* **PROBLEM**: Exclude all pictures, then copy each of the records exactly as written.

* **EXTRACTED INFORMATION**:

···

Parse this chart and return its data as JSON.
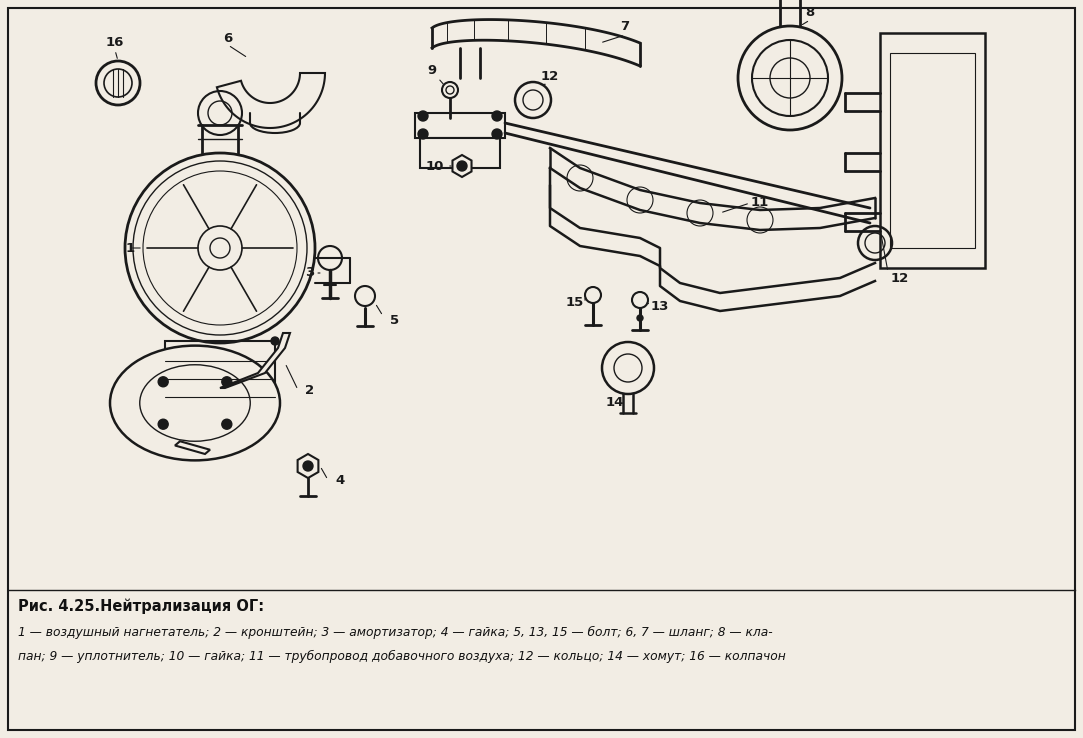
{
  "title_line1": "Рис. 4.25.Нейтрализация ОГ:",
  "caption_line2": "1 — воздушный нагнетатель; 2 — кронштейн; 3 — амортизатор; 4 — гайка; 5, 13, 15 — болт; 6, 7 — шланг; 8 — кла-",
  "caption_line3": "пан; 9 — уплотнитель; 10 — гайка; 11 — трубопровод добавочного воздуха; 12 — кольцо; 14 — хомут; 16 — колпачон",
  "bg_color": "#f2ede4",
  "border_color": "#2a2a2a",
  "text_color": "#111111",
  "fig_width": 10.83,
  "fig_height": 7.38,
  "dpi": 100
}
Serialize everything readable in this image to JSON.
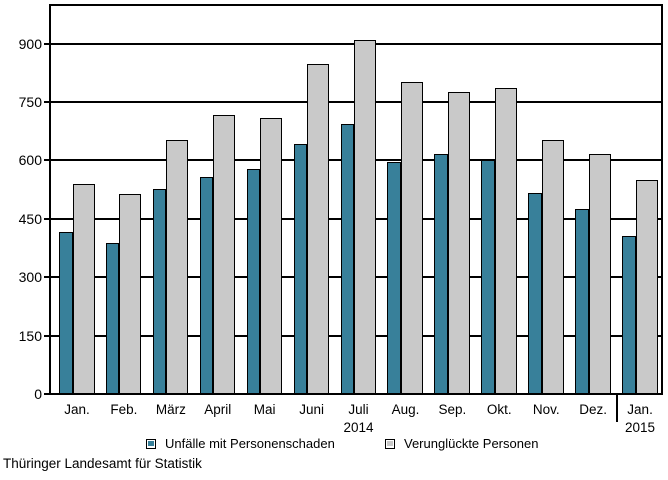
{
  "source": "Thüringer Landesamt für Statistik",
  "chart_data": {
    "type": "bar",
    "title": "",
    "xlabel": "",
    "ylabel": "",
    "categories": [
      "Jan.",
      "Feb.",
      "März",
      "April",
      "Mai",
      "Juni",
      "Juli",
      "Aug.",
      "Sep.",
      "Okt.",
      "Nov.",
      "Dez.",
      "Jan."
    ],
    "series": [
      {
        "name": "Unfälle mit Personenschaden",
        "color": "#38809A",
        "values": [
          413,
          385,
          524,
          554,
          575,
          639,
          690,
          594,
          614,
          598,
          513,
          472,
          404
        ]
      },
      {
        "name": "Verunglückte Personen",
        "color": "#C9C9C9",
        "values": [
          538,
          511,
          650,
          714,
          706,
          845,
          906,
          800,
          773,
          784,
          649,
          615,
          546
        ]
      }
    ],
    "y_ticks": [
      0,
      150,
      300,
      450,
      600,
      750,
      900
    ],
    "ylim": [
      0,
      1000
    ],
    "grid": "horizontal",
    "legend_position": "bottom",
    "year_labels": [
      {
        "text": "2014",
        "category_index": 6
      },
      {
        "text": "2015",
        "category_index": 12
      }
    ],
    "year_divider_after_index": 11
  }
}
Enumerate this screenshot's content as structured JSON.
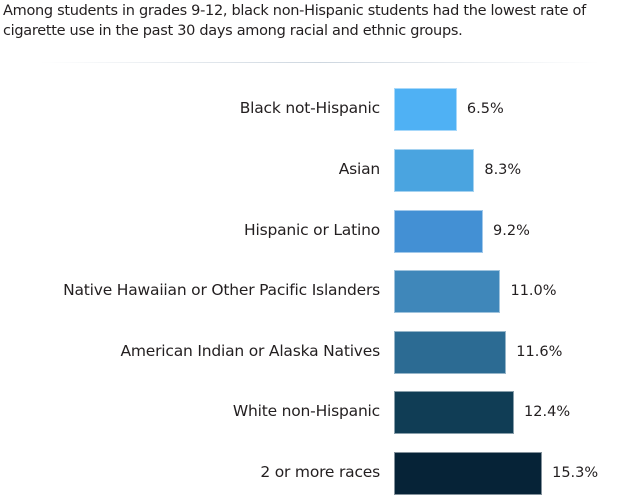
{
  "chart_data": {
    "type": "bar",
    "orientation": "horizontal",
    "title": "Among students in grades 9-12, black non-Hispanic students had the lowest rate of cigarette use in the past 30 days among racial and ethnic groups.",
    "categories": [
      "Black not-Hispanic",
      "Asian",
      "Hispanic or Latino",
      "Native Hawaiian or Other Pacific Islanders",
      "American Indian or Alaska Natives",
      "White non-Hispanic",
      "2 or more races"
    ],
    "values": [
      6.5,
      8.3,
      9.2,
      11.0,
      11.6,
      12.4,
      15.3
    ],
    "data_labels": [
      "6.5%",
      "8.3%",
      "9.2%",
      "11.0%",
      "11.6%",
      "12.4%",
      "15.3%"
    ],
    "colors": [
      "#4fb1f4",
      "#4aa4e0",
      "#4390d4",
      "#3f87ba",
      "#2c6b93",
      "#103d55",
      "#062337"
    ],
    "grid": false,
    "axes_visible": false
  }
}
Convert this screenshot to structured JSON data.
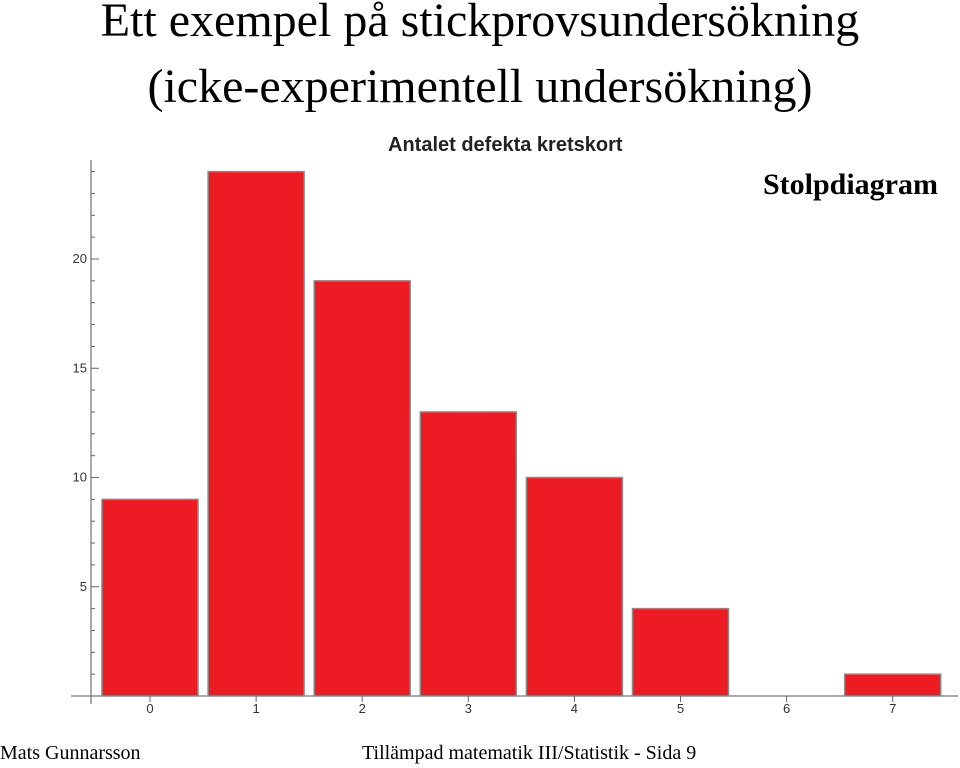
{
  "slide": {
    "title_line1": "Ett exempel på stickprovsundersökning",
    "title_line2": "(icke-experimentell undersökning)",
    "annotation": "Stolpdiagram",
    "footer_left": "Mats Gunnarsson",
    "footer_right": "Tillämpad matematik III/Statistik -  Sida 9"
  },
  "chart_data": {
    "type": "bar",
    "title": "Antalet defekta kretskort",
    "categories": [
      "0",
      "1",
      "2",
      "3",
      "4",
      "5",
      "6",
      "7"
    ],
    "values": [
      9,
      24,
      19,
      13,
      10,
      4,
      0,
      1
    ],
    "yticks": [
      5,
      10,
      15,
      20
    ],
    "ylim": [
      0,
      24.5
    ],
    "xlabel": "",
    "ylabel": "",
    "grid": false,
    "bar_color": "#ed1c24"
  }
}
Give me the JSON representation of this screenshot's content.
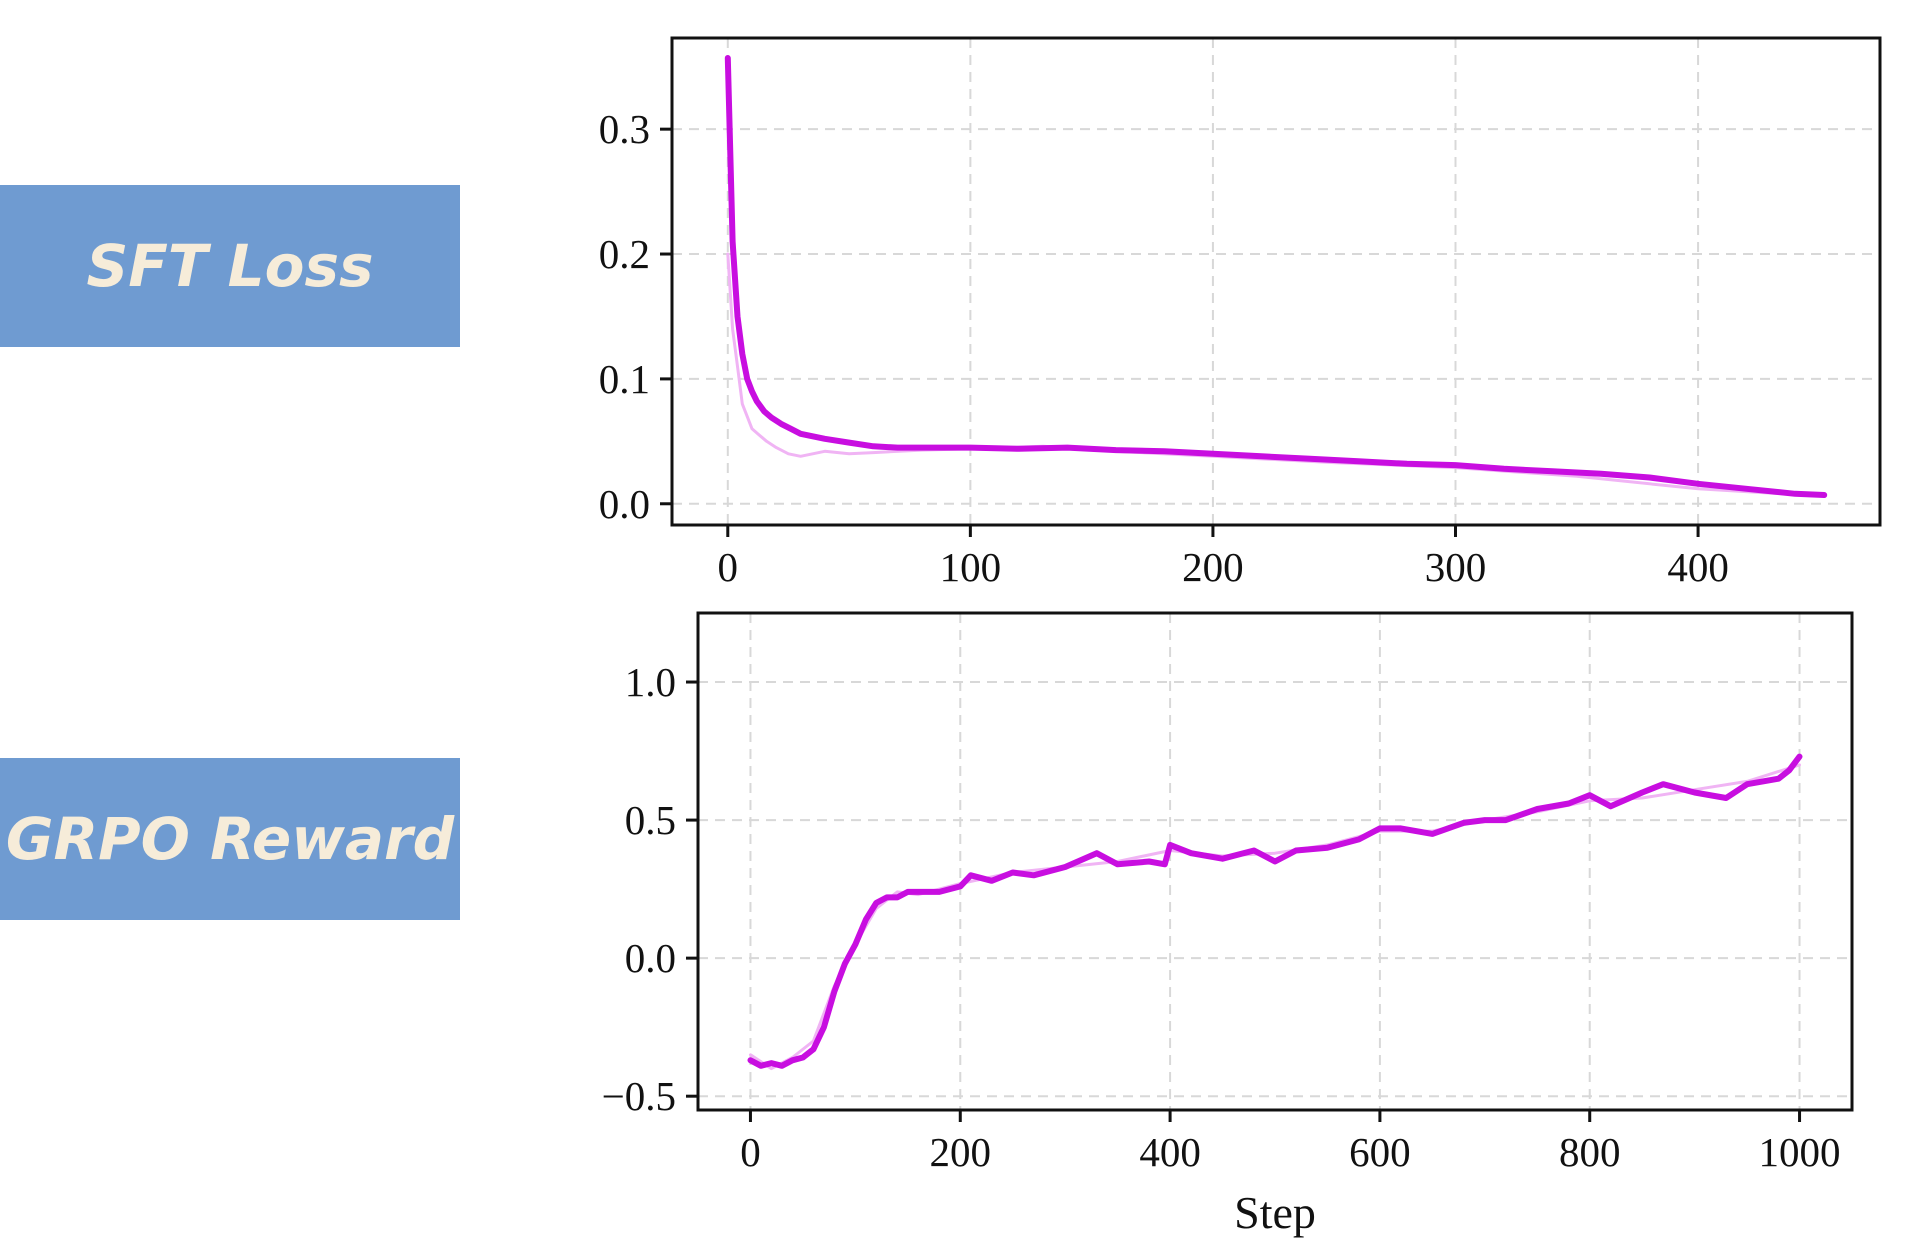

···

* **FINISHED TASK**:
Parse this chart and return its data as JSON.
{
  "title_line1": "Рис. 4.25.Нейтрализация ОГ:",
  "caption_line2": "1 — воздушный нагнетатель; 2 — кронштейн; 3 — амортизатор; 4 — гайка; 5, 13, 15 — болт; 6, 7 — шланг; 8 — кла-",
  "caption_line3": "пан; 9 — уплотнитель; 10 — гайка; 11 — трубопровод добавочного воздуха; 12 — кольцо; 14 — хомут; 16 — колпачон",
  "bg_color": "#f2ede4",
  "border_color": "#2a2a2a",
  "text_color": "#111111",
  "fig_width": 10.83,
  "fig_height": 7.38,
  "dpi": 100
}
Serialize everything readable in this image to JSON.
{
  "source": "Thüringer Landesamt für Statistik",
  "chart_data": {
    "type": "bar",
    "title": "",
    "xlabel": "",
    "ylabel": "",
    "categories": [
      "Jan.",
      "Feb.",
      "März",
      "April",
      "Mai",
      "Juni",
      "Juli",
      "Aug.",
      "Sep.",
      "Okt.",
      "Nov.",
      "Dez.",
      "Jan."
    ],
    "series": [
      {
        "name": "Unfälle mit Personenschaden",
        "color": "#38809A",
        "values": [
          413,
          385,
          524,
          554,
          575,
          639,
          690,
          594,
          614,
          598,
          513,
          472,
          404
        ]
      },
      {
        "name": "Verunglückte Personen",
        "color": "#C9C9C9",
        "values": [
          538,
          511,
          650,
          714,
          706,
          845,
          906,
          800,
          773,
          784,
          649,
          615,
          546
        ]
      }
    ],
    "y_ticks": [
      0,
      150,
      300,
      450,
      600,
      750,
      900
    ],
    "ylim": [
      0,
      1000
    ],
    "grid": "horizontal",
    "legend_position": "bottom",
    "year_labels": [
      {
        "text": "2014",
        "category_index": 6
      },
      {
        "text": "2015",
        "category_index": 12
      }
    ],
    "year_divider_after_index": 11
  }
}
Enumerate this screenshot's content as structured JSON.
{
  "chart_data": {
    "type": "bar",
    "orientation": "horizontal",
    "title": "Among students in grades 9-12, black non-Hispanic students had the lowest rate of cigarette use in the past 30 days among racial and ethnic groups.",
    "categories": [
      "Black not-Hispanic",
      "Asian",
      "Hispanic or Latino",
      "Native Hawaiian or Other Pacific Islanders",
      "American Indian or Alaska Natives",
      "White non-Hispanic",
      "2 or more races"
    ],
    "values": [
      6.5,
      8.3,
      9.2,
      11.0,
      11.6,
      12.4,
      15.3
    ],
    "data_labels": [
      "6.5%",
      "8.3%",
      "9.2%",
      "11.0%",
      "11.6%",
      "12.4%",
      "15.3%"
    ],
    "colors": [
      "#4fb1f4",
      "#4aa4e0",
      "#4390d4",
      "#3f87ba",
      "#2c6b93",
      "#103d55",
      "#062337"
    ],
    "grid": false,
    "axes_visible": false
  }
}
Convert this screenshot to structured JSON data.
{
  "slide": {
    "title_line1": "Ett exempel på stickprovsundersökning",
    "title_line2": "(icke-experimentell undersökning)",
    "annotation": "Stolpdiagram",
    "footer_left": "Mats Gunnarsson",
    "footer_right": "Tillämpad matematik III/Statistik -  Sida 9"
  },
  "chart_data": {
    "type": "bar",
    "title": "Antalet defekta kretskort",
    "categories": [
      "0",
      "1",
      "2",
      "3",
      "4",
      "5",
      "6",
      "7"
    ],
    "values": [
      9,
      24,
      19,
      13,
      10,
      4,
      0,
      1
    ],
    "yticks": [
      5,
      10,
      15,
      20
    ],
    "ylim": [
      0,
      24.5
    ],
    "xlabel": "",
    "ylabel": "",
    "grid": false,
    "bar_color": "#ed1c24"
  }
}
Give me the JSON representation of this screenshot's content.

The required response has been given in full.